<<<<
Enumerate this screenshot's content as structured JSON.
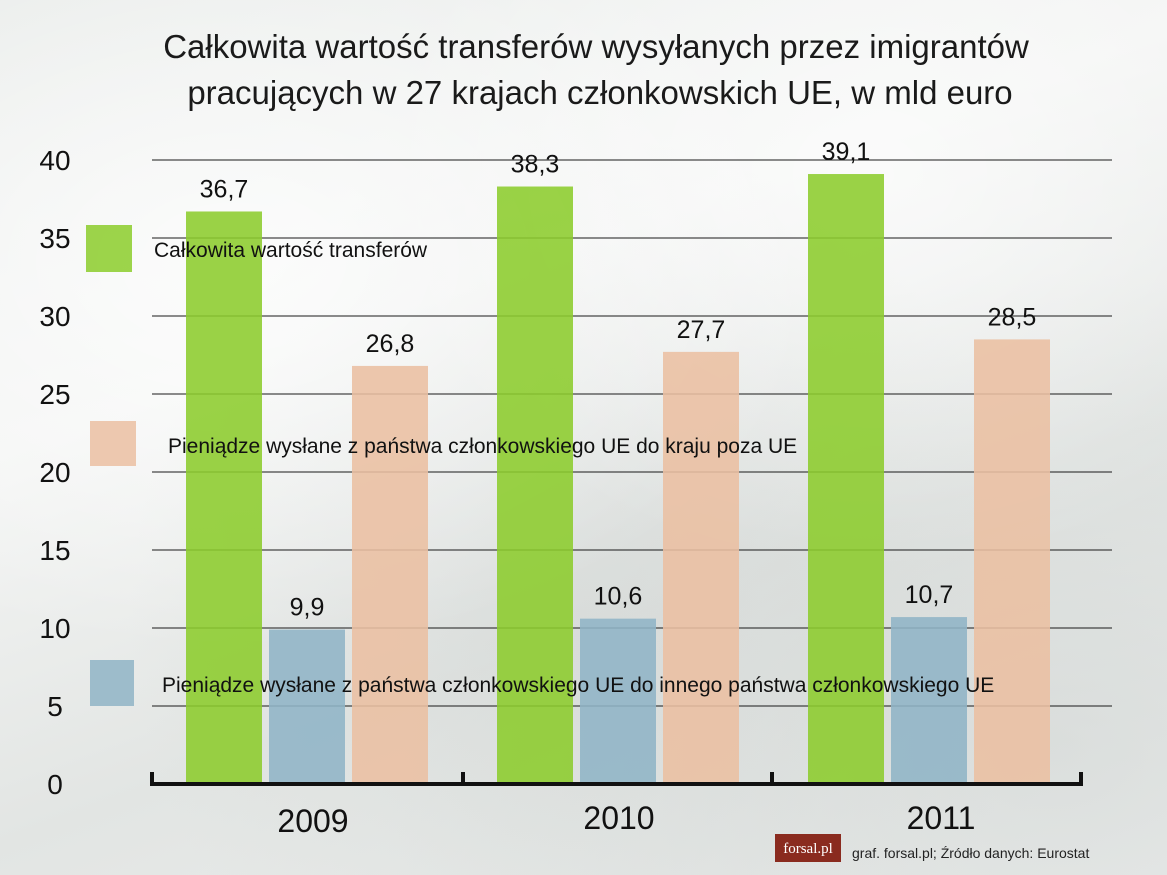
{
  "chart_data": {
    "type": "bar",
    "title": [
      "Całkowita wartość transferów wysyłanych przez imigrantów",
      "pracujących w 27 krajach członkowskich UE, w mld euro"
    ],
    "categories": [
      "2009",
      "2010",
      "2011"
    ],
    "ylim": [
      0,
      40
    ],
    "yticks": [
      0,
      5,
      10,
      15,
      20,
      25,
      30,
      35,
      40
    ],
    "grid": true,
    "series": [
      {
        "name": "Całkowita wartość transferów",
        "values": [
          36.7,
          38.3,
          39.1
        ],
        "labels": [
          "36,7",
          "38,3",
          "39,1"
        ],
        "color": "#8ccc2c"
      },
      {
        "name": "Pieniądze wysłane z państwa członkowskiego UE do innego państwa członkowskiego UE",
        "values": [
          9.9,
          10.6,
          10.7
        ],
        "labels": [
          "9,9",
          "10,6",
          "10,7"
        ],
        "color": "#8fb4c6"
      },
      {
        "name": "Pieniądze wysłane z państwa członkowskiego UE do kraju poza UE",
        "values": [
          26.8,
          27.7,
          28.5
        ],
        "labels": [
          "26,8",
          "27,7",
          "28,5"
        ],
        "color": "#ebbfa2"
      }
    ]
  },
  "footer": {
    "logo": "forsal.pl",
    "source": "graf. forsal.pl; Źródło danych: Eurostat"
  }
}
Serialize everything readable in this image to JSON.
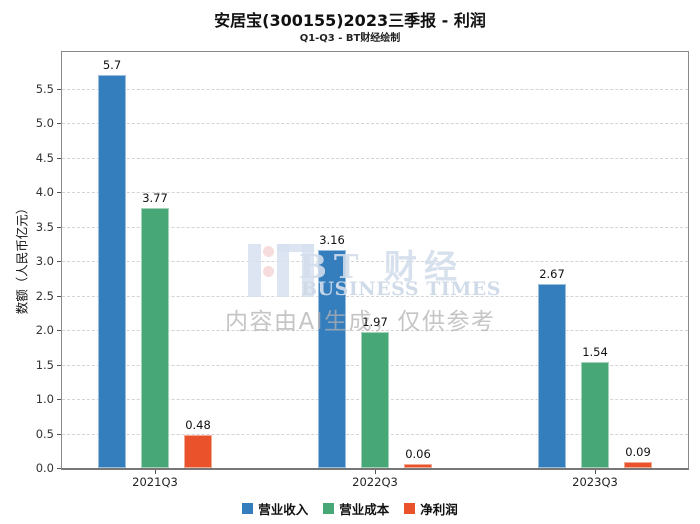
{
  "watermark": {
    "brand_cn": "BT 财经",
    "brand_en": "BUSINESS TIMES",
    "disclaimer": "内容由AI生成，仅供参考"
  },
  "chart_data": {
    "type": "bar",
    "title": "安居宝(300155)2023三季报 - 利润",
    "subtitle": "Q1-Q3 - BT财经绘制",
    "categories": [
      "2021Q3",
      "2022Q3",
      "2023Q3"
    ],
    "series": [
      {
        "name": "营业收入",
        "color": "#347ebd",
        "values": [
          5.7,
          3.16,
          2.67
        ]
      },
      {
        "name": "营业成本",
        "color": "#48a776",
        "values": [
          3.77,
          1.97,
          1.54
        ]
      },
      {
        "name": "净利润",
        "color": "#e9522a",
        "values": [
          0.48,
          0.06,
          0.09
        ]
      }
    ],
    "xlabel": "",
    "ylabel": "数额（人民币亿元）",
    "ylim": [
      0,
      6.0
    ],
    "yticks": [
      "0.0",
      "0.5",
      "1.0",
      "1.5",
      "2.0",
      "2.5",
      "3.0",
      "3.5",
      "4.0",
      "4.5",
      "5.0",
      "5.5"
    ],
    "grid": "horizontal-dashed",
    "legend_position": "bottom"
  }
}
>>>>
▶ _Task directions_
Where a line of the material above holds the string "wartość", copy that line.

▶ _Answer to this problem_
      "Całkowita wartość transferów wysyłanych przez imigrantów",
        "name": "Całkowita wartość transferów",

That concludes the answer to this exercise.